Data supplied:

══════

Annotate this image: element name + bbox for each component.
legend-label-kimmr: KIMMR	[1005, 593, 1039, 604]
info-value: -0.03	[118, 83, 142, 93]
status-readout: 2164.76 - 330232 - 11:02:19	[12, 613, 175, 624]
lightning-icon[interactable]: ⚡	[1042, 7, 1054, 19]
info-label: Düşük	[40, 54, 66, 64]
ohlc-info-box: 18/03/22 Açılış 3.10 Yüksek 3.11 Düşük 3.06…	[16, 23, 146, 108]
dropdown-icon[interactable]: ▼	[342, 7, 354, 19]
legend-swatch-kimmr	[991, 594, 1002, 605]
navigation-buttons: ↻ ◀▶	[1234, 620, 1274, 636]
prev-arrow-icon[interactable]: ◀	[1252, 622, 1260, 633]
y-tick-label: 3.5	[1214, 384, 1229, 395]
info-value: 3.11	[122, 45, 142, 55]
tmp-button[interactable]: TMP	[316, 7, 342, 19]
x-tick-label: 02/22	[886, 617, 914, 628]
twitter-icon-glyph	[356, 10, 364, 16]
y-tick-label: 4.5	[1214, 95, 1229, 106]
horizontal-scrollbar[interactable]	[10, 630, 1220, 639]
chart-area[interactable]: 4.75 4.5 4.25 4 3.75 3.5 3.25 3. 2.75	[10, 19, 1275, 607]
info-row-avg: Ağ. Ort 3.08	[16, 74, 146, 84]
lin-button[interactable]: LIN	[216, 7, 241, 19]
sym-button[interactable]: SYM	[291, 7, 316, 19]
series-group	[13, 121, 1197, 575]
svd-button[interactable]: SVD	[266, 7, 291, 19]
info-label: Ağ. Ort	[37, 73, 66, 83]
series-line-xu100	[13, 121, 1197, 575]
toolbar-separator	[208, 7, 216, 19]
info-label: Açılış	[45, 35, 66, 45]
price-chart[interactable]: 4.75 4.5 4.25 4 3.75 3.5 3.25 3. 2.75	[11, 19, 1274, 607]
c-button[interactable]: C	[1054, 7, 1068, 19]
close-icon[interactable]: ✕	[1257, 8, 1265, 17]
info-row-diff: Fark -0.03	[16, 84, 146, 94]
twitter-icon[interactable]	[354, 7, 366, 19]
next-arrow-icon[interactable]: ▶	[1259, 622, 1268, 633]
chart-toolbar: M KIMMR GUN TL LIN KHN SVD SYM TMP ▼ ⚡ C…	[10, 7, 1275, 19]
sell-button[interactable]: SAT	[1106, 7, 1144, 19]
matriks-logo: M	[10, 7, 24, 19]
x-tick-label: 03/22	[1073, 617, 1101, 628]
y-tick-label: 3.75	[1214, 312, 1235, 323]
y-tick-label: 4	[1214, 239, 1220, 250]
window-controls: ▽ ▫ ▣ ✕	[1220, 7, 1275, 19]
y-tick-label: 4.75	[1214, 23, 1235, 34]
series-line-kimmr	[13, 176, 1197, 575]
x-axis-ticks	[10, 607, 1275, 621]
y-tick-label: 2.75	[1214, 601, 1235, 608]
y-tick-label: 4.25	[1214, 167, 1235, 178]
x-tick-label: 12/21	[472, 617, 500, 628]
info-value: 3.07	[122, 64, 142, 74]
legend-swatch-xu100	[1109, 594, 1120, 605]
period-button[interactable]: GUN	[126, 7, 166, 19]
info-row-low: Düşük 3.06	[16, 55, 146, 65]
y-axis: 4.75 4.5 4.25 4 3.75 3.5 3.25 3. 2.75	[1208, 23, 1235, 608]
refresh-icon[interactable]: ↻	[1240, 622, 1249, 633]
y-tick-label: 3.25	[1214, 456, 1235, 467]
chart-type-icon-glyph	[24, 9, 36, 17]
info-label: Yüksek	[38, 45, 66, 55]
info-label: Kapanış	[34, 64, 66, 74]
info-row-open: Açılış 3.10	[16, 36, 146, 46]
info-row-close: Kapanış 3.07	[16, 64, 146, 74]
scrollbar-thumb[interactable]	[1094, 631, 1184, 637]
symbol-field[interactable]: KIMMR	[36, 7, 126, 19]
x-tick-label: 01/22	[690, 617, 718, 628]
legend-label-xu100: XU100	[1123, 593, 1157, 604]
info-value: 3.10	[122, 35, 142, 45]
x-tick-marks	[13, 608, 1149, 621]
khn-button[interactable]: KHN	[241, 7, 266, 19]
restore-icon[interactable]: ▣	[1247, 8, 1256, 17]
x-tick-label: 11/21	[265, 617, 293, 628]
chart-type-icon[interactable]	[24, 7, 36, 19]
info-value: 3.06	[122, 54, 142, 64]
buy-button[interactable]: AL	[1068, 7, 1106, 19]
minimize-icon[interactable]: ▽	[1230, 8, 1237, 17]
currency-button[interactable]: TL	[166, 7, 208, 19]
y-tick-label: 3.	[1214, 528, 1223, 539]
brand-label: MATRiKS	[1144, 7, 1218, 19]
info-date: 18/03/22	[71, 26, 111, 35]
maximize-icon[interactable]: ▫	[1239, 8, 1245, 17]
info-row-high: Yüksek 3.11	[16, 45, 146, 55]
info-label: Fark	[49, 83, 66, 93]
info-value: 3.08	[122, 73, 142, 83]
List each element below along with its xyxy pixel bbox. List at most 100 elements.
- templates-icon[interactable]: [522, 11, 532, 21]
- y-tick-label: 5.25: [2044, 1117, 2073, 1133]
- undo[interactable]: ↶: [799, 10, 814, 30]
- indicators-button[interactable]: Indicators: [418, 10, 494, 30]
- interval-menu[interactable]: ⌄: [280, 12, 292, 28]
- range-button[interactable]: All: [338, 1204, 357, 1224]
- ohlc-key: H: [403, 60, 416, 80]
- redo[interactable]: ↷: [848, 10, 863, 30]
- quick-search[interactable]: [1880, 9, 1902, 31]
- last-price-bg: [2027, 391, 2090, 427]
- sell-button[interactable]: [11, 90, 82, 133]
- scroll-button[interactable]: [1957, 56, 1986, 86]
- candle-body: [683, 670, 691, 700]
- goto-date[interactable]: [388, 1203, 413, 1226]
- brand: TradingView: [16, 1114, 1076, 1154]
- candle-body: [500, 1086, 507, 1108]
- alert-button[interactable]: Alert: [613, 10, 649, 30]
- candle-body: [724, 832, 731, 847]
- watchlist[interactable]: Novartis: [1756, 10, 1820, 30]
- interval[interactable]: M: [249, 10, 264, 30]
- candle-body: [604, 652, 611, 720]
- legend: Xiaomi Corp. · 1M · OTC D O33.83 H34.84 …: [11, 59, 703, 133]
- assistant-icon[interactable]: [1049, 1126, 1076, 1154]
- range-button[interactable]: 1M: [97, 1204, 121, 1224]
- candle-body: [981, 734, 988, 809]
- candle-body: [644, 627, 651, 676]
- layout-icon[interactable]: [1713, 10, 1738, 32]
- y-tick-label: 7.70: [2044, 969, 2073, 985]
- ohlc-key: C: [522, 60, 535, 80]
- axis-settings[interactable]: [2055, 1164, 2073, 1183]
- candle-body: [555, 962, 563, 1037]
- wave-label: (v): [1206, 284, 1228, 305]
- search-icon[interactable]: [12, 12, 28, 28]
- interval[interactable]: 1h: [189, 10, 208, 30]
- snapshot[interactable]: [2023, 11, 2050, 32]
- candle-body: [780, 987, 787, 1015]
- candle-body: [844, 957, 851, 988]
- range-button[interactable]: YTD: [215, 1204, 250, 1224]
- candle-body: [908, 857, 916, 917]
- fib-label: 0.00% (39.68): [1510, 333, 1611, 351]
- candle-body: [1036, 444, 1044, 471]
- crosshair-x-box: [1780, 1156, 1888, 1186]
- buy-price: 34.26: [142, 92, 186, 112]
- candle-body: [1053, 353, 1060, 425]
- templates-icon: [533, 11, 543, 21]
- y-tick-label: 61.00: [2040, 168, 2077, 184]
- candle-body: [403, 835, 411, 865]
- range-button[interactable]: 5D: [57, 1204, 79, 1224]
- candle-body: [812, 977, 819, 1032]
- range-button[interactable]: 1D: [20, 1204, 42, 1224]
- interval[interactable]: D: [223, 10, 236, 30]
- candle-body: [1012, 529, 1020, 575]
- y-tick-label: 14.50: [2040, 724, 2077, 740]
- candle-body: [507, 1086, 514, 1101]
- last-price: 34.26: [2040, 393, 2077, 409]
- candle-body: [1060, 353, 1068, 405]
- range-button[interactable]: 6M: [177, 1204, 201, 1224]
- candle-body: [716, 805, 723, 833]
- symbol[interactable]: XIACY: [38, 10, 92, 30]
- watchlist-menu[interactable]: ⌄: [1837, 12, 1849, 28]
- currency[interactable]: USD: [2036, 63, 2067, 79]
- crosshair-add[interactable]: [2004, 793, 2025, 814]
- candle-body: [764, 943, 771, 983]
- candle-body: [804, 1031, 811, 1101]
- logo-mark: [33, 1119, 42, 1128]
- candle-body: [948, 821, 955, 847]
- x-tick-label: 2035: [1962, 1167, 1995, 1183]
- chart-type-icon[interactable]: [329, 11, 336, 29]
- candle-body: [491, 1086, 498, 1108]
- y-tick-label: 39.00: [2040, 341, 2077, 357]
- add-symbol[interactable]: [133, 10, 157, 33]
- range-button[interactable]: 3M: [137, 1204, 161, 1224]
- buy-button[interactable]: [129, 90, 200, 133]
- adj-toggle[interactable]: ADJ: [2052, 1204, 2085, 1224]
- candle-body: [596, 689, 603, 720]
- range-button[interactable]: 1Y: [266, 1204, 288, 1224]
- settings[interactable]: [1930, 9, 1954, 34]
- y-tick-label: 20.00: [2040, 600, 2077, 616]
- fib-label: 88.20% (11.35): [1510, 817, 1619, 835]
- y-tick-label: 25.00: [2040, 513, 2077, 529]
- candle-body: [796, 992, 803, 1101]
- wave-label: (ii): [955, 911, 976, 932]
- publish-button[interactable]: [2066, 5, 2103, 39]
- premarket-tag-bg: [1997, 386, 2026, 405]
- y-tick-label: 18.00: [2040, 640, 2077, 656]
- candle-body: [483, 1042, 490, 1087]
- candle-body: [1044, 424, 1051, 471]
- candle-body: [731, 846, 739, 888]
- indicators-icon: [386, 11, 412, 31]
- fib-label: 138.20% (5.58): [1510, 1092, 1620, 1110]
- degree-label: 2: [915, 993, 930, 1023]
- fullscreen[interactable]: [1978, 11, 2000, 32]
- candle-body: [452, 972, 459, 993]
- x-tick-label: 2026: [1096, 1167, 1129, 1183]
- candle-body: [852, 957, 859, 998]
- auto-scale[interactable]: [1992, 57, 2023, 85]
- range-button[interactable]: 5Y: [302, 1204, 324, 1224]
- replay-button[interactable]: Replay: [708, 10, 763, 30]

══════

Do this: Reproduce, unchanged, the stretch from the very first line through the line that contains "35, 66, 45]", including both of those lines.

Correct answer:
Annotate this image: element name + bbox for each component.
legend-label-kimmr: KIMMR	[1005, 593, 1039, 604]
info-value: -0.03	[118, 83, 142, 93]
status-readout: 2164.76 - 330232 - 11:02:19	[12, 613, 175, 624]
lightning-icon[interactable]: ⚡	[1042, 7, 1054, 19]
info-label: Düşük	[40, 54, 66, 64]
ohlc-info-box: 18/03/22 Açılış 3.10 Yüksek 3.11 Düşük 3.06…	[16, 23, 146, 108]
dropdown-icon[interactable]: ▼	[342, 7, 354, 19]
legend-swatch-kimmr	[991, 594, 1002, 605]
navigation-buttons: ↻ ◀▶	[1234, 620, 1274, 636]
prev-arrow-icon[interactable]: ◀	[1252, 622, 1260, 633]
y-tick-label: 3.5	[1214, 384, 1229, 395]
info-value: 3.11	[122, 45, 142, 55]
tmp-button[interactable]: TMP	[316, 7, 342, 19]
x-tick-label: 02/22	[886, 617, 914, 628]
twitter-icon-glyph	[356, 10, 364, 16]
y-tick-label: 4.5	[1214, 95, 1229, 106]
horizontal-scrollbar[interactable]	[10, 630, 1220, 639]
chart-area[interactable]: 4.75 4.5 4.25 4 3.75 3.5 3.25 3. 2.75	[10, 19, 1275, 607]
info-row-avg: Ağ. Ort 3.08	[16, 74, 146, 84]
lin-button[interactable]: LIN	[216, 7, 241, 19]
sym-button[interactable]: SYM	[291, 7, 316, 19]
series-group	[13, 121, 1197, 575]
svd-button[interactable]: SVD	[266, 7, 291, 19]
info-label: Ağ. Ort	[37, 73, 66, 83]
series-line-xu100	[13, 121, 1197, 575]
toolbar-separator	[208, 7, 216, 19]
info-label: Açılış	[45, 35, 66, 45]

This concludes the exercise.